WHAT YOU NEED TO DO> Check each line below for "Research" and report how many have it, nothing else.

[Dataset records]

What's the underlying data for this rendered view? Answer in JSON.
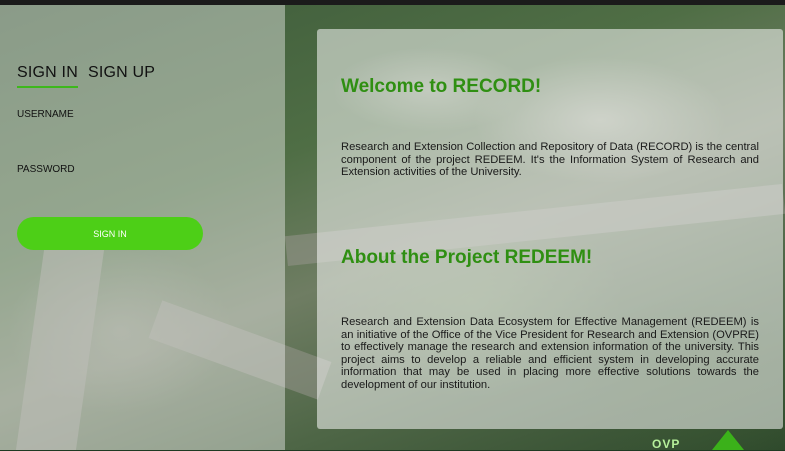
{
  "auth": {
    "tabs": [
      {
        "label": "SIGN IN",
        "active": true
      },
      {
        "label": "SIGN UP",
        "active": false
      }
    ],
    "username_label": "USERNAME",
    "username_value": "",
    "password_label": "PASSWORD",
    "password_value": "",
    "signin_button": "SIGN IN"
  },
  "info": {
    "welcome_title": "Welcome to RECORD!",
    "welcome_text": "Research and Extension Collection and Repository of Data (RECORD) is the central component of the project REDEEM. It's the Information System of Research and Extension activities of the University.",
    "about_title": "About the Project REDEEM!",
    "about_text": "Research and Extension Data Ecosystem for Effective Management (REDEEM) is an initiative of the Office of the Vice President for Research and Extension (OVPRE) to effectively manage the research and extension information of the university. This project aims to develop a reliable and efficient system in developing accurate information that may be used in placing more effective solutions towards the development of our institution."
  },
  "footer": {
    "ovp_logo": "OVP"
  },
  "colors": {
    "accent": "#4dcf17",
    "heading": "#2f8f12"
  }
}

FINISHED EXERCISE> 2